Provided records:
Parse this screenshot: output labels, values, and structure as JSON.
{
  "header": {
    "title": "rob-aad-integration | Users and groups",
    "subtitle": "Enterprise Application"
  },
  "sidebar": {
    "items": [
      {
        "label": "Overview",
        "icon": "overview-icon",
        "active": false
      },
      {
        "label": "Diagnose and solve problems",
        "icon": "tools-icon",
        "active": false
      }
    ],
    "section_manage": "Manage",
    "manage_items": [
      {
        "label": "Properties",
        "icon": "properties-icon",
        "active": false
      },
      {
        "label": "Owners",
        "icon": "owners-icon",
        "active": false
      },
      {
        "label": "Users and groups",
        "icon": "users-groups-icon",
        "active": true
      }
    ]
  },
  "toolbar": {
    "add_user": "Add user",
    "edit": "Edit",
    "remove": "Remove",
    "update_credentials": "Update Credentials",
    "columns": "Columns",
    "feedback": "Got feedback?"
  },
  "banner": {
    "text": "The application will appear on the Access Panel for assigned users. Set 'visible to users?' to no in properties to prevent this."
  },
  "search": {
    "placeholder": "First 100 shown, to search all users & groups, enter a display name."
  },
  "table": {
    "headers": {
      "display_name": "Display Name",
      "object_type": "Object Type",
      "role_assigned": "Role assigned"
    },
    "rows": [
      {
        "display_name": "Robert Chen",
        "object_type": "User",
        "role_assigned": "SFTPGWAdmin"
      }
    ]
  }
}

Task details:
Pick out each line above that includes "icon" and show it.

Answer to the problem:
        "icon": "overview-icon",
        "icon": "tools-icon",
        "icon": "properties-icon",
        "icon": "owners-icon",
        "icon": "users-groups-icon",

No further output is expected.